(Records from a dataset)

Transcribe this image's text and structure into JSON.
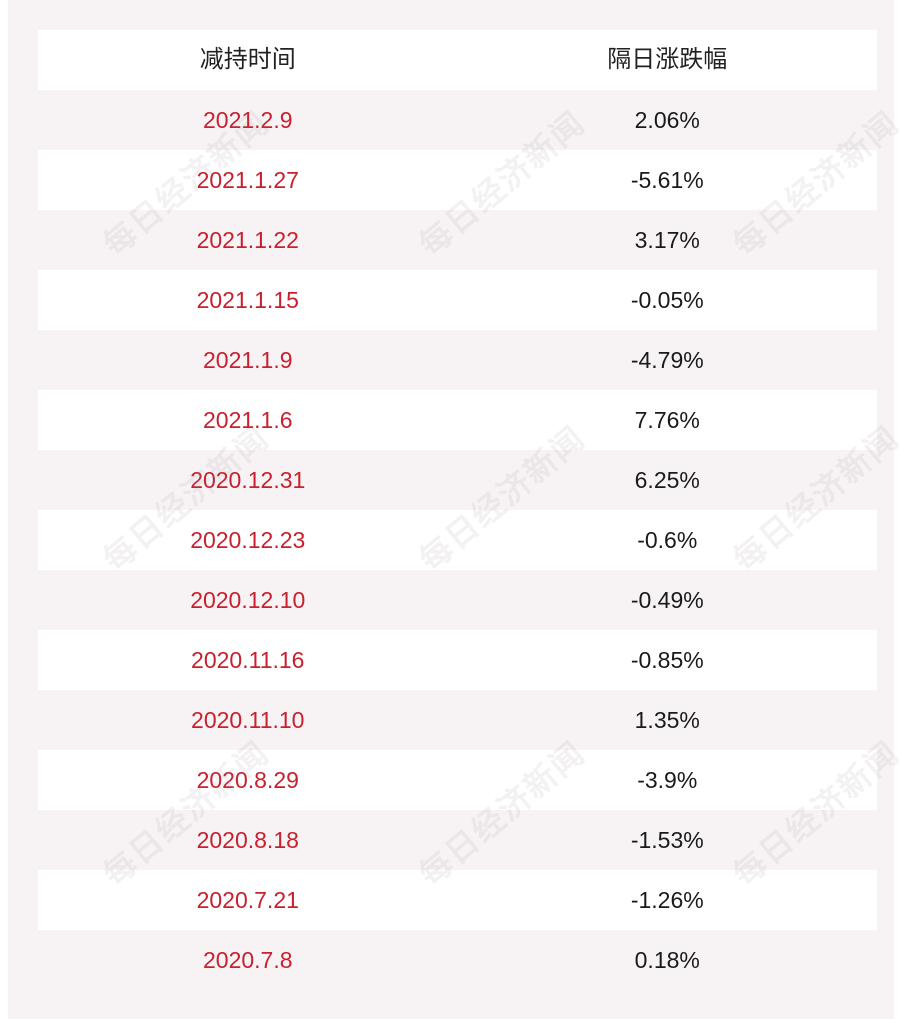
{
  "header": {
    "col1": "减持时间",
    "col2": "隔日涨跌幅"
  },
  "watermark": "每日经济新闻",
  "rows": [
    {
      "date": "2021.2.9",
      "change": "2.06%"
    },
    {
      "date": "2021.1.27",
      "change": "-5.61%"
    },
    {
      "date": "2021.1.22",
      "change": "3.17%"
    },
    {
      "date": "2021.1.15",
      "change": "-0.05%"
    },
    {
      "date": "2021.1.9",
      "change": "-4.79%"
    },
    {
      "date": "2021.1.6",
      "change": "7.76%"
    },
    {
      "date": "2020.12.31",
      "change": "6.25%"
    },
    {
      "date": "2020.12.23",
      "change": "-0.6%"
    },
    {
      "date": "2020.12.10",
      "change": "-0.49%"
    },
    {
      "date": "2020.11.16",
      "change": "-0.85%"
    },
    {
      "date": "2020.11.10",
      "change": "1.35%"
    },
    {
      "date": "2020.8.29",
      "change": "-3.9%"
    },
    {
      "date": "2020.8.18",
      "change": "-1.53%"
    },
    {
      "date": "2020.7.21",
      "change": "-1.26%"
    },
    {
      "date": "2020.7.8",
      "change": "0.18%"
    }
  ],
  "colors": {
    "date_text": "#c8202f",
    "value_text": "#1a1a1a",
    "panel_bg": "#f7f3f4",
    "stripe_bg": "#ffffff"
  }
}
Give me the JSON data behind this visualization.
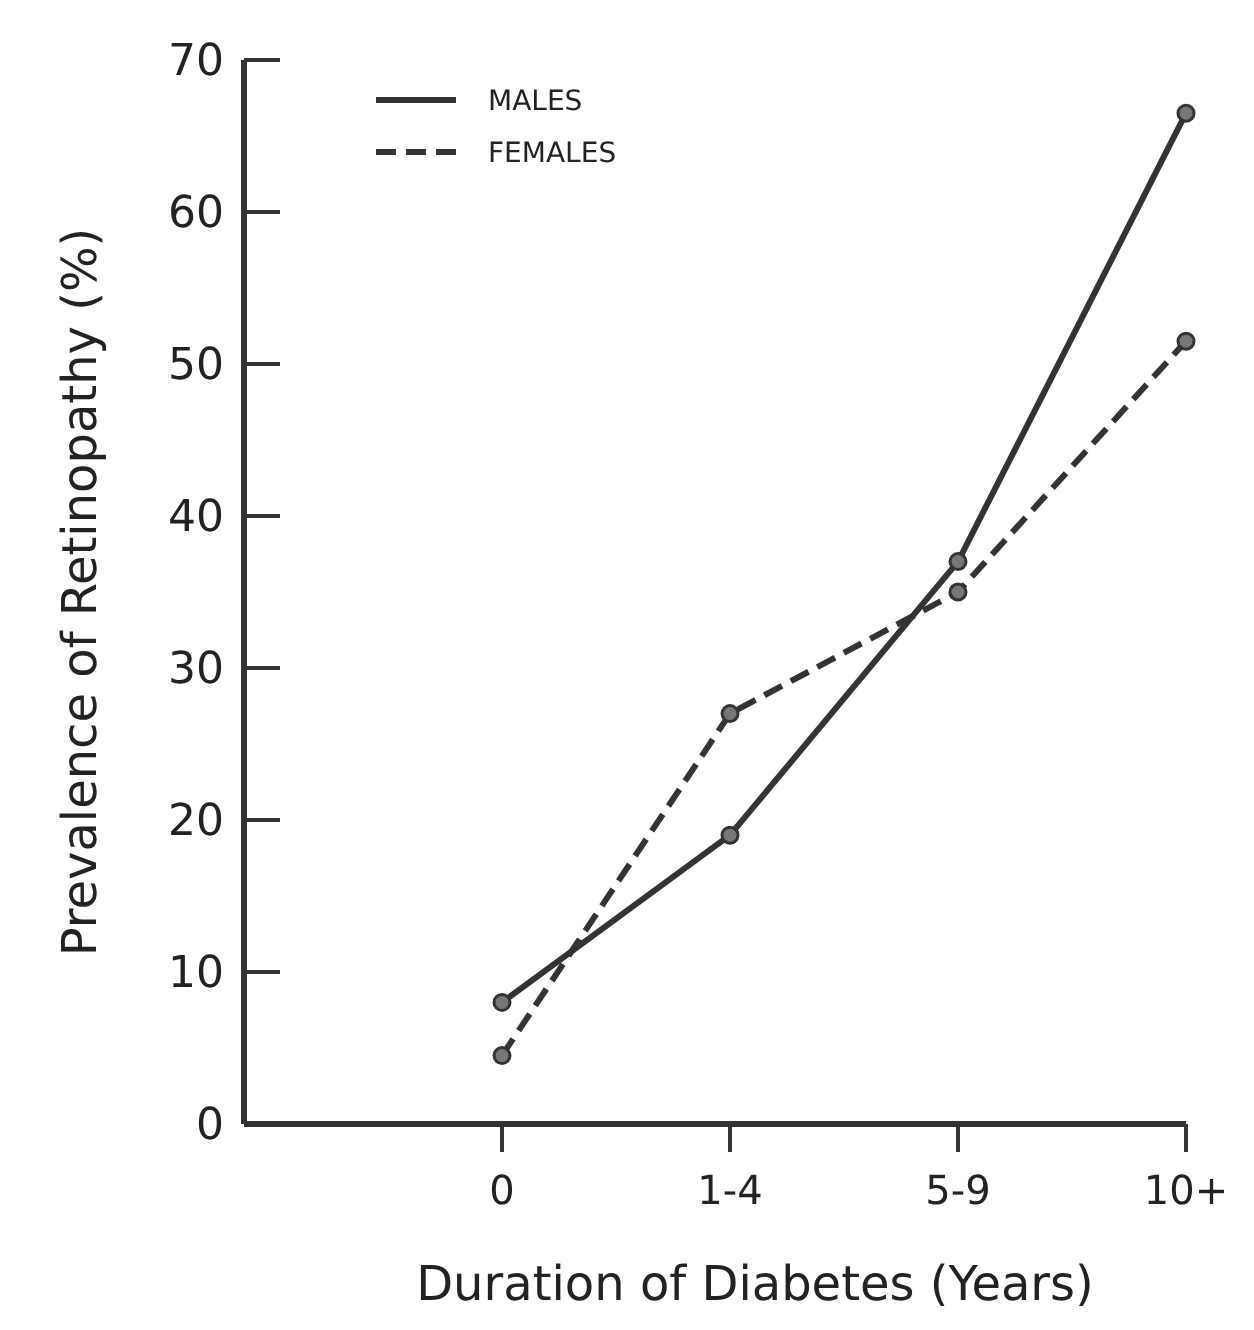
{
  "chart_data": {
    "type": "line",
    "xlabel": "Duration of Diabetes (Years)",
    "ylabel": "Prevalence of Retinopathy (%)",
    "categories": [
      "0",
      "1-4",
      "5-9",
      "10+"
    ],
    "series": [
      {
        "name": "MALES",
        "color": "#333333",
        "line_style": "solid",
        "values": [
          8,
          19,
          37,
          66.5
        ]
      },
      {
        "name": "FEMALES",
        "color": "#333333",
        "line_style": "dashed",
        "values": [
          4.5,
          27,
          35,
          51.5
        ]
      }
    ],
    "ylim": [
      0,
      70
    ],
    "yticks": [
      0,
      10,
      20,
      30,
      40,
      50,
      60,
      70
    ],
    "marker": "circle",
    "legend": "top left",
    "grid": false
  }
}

■ **What you are asked to do**
Print out the lines exactly, skipping any picture.

■ **Complete response**
Transcribe this image's text and structure into JSON.
{
  "header": {
    "col1": "减持时间",
    "col2": "隔日涨跌幅"
  },
  "watermark": "每日经济新闻",
  "rows": [
    {
      "date": "2021.2.9",
      "change": "2.06%"
    },
    {
      "date": "2021.1.27",
      "change": "-5.61%"
    },
    {
      "date": "2021.1.22",
      "change": "3.17%"
    },
    {
      "date": "2021.1.15",
      "change": "-0.05%"
    },
    {
      "date": "2021.1.9",
      "change": "-4.79%"
    },
    {
      "date": "2021.1.6",
      "change": "7.76%"
    },
    {
      "date": "2020.12.31",
      "change": "6.25%"
    },
    {
      "date": "2020.12.23",
      "change": "-0.6%"
    },
    {
      "date": "2020.12.10",
      "change": "-0.49%"
    },
    {
      "date": "2020.11.16",
      "change": "-0.85%"
    },
    {
      "date": "2020.11.10",
      "change": "1.35%"
    },
    {
      "date": "2020.8.29",
      "change": "-3.9%"
    },
    {
      "date": "2020.8.18",
      "change": "-1.53%"
    },
    {
      "date": "2020.7.21",
      "change": "-1.26%"
    },
    {
      "date": "2020.7.8",
      "change": "0.18%"
    }
  ],
  "colors": {
    "date_text": "#c8202f",
    "value_text": "#1a1a1a",
    "panel_bg": "#f7f3f4",
    "stripe_bg": "#ffffff"
  }
}
Give me the JSON data behind this visualization.
{
  "chart_data": {
    "type": "line",
    "xlabel": "Duration of Diabetes (Years)",
    "ylabel": "Prevalence of Retinopathy (%)",
    "categories": [
      "0",
      "1-4",
      "5-9",
      "10+"
    ],
    "series": [
      {
        "name": "MALES",
        "color": "#333333",
        "line_style": "solid",
        "values": [
          8,
          19,
          37,
          66.5
        ]
      },
      {
        "name": "FEMALES",
        "color": "#333333",
        "line_style": "dashed",
        "values": [
          4.5,
          27,
          35,
          51.5
        ]
      }
    ],
    "ylim": [
      0,
      70
    ],
    "yticks": [
      0,
      10,
      20,
      30,
      40,
      50,
      60,
      70
    ],
    "marker": "circle",
    "legend": "top left",
    "grid": false
  }
}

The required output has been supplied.